* [Text passage]:
***
Request for comments: std.d.lexer

Fri Feb 8 02:29:20 PST 2013

08-Feb-2013 13:40, Jonathan M Davis пишет:
> On Friday, February 08, 2013 12:12:30 Dmitry Olshansky wrote:
>> 08-Feb-2013 12:01, Jonathan M Davis пишет:
>>> On Tuesday, February 05, 2013 22:51:32 Andrei Alexandrescu wrote:
>>>> I think it would be reasonable for a lexer to require a range of ubyte
>>>> as input, and carry its own decoding. In the first approximation it may
>>>> even require a random-access range of ubyte.
>>>
>>> Another big issue is the fact that in some ways, using a pointer like
>>> dmd's
>>> lexer does is actually superior to using a range. In particular, it's
>>> trivial to determine where in the text a token is, because you can simply
>>> subtract the pointer in the token from the initial pointer. Strings would
>>> be okay too, because you can subtract their ptr properties. But the
>>> closest that you'll get with ranges is to subtract their lengths, and the
>>> only ranges that are likely to define length are random-access ranges.
***
* [Extracted records]:
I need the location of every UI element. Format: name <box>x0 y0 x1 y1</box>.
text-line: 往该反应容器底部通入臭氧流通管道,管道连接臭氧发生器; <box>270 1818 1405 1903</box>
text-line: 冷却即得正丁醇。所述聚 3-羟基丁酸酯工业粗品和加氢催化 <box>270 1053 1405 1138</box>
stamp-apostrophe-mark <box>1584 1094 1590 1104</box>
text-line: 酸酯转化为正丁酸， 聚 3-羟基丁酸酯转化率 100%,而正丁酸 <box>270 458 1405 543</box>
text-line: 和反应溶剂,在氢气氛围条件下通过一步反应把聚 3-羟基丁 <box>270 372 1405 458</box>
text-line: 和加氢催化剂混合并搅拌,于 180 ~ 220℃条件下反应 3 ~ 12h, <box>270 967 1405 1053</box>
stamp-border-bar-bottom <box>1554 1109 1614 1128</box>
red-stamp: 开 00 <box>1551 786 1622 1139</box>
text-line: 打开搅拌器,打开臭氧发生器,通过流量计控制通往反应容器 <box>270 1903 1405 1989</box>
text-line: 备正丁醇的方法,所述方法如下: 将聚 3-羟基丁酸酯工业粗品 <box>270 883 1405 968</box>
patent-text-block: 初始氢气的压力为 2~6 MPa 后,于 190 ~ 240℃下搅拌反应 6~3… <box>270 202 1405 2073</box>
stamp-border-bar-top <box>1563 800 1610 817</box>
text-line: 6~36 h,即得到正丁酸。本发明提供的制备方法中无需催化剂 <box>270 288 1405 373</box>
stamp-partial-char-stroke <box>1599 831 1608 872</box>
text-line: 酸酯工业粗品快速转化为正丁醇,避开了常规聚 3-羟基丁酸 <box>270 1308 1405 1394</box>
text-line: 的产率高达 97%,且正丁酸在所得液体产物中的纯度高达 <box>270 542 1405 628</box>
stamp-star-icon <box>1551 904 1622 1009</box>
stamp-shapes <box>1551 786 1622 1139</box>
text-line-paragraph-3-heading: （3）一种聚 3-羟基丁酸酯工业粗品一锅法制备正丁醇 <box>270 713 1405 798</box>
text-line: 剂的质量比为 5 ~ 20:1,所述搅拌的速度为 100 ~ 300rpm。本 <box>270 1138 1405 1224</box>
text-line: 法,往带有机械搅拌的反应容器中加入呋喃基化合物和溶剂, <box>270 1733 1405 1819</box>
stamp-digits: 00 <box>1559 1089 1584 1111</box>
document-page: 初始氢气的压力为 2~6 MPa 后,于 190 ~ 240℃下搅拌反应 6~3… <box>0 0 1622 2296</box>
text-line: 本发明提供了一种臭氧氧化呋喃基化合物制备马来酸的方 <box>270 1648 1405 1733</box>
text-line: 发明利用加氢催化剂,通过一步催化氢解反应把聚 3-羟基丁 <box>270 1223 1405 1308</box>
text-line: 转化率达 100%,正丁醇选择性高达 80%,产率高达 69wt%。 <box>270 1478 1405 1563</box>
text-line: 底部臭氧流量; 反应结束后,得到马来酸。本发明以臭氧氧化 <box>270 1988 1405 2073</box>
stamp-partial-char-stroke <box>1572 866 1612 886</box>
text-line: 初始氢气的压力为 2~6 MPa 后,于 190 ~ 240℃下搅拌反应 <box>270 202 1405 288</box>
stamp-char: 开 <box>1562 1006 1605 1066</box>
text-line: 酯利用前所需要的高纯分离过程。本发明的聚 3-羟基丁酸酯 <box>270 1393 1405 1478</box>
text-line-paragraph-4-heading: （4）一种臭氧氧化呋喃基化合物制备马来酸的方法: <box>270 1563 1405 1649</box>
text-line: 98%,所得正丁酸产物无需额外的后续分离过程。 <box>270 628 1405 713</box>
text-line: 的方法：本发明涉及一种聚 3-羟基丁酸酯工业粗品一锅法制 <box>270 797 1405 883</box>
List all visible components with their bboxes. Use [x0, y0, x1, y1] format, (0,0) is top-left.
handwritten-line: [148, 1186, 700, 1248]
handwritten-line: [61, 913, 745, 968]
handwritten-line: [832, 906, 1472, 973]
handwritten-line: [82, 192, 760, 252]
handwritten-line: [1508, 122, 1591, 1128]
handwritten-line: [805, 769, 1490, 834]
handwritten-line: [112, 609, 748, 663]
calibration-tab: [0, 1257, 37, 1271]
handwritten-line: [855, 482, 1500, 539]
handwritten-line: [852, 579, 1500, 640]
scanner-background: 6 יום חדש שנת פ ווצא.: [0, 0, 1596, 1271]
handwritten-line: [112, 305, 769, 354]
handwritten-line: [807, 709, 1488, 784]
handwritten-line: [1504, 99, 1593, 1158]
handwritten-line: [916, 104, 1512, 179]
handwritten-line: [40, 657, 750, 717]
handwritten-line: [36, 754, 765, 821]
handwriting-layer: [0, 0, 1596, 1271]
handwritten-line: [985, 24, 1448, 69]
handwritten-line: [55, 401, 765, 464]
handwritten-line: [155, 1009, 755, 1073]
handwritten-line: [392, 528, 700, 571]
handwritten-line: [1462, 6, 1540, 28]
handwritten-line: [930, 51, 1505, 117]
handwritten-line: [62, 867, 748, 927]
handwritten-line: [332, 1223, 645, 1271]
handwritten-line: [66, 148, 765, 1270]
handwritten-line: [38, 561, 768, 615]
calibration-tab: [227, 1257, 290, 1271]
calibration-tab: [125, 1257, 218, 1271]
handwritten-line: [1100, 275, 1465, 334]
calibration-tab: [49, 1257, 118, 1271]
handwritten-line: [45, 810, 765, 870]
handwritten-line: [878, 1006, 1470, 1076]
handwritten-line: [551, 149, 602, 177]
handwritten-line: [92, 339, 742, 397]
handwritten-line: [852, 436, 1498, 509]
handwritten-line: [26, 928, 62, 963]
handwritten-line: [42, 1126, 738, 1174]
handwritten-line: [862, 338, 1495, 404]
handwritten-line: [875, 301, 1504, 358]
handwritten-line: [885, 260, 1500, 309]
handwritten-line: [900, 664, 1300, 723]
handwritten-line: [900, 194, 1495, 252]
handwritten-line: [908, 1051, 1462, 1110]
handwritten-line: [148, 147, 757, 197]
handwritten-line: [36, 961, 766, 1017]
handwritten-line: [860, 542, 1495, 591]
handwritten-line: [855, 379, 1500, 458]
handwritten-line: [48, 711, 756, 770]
***
Rewrite the passage of the lexer discussion above from "08-Feb-2013 13:40, Jonathan" up to and including "range of ubyte.", swapping "ubyte" for "char".

08-Feb-2013 13:40, Jonathan M Davis пишет:
> On Friday, February 08, 2013 12:12:30 Dmitry Olshansky wrote:
>> 08-Feb-2013 12:01, Jonathan M Davis пишет:
>>> On Tuesday, February 05, 2013 22:51:32 Andrei Alexandrescu wrote:
>>>> I think it would be reasonable for a lexer to require a range of char
>>>> as input, and carry its own decoding. In the first approximation it may
>>>> even require a random-access range of char.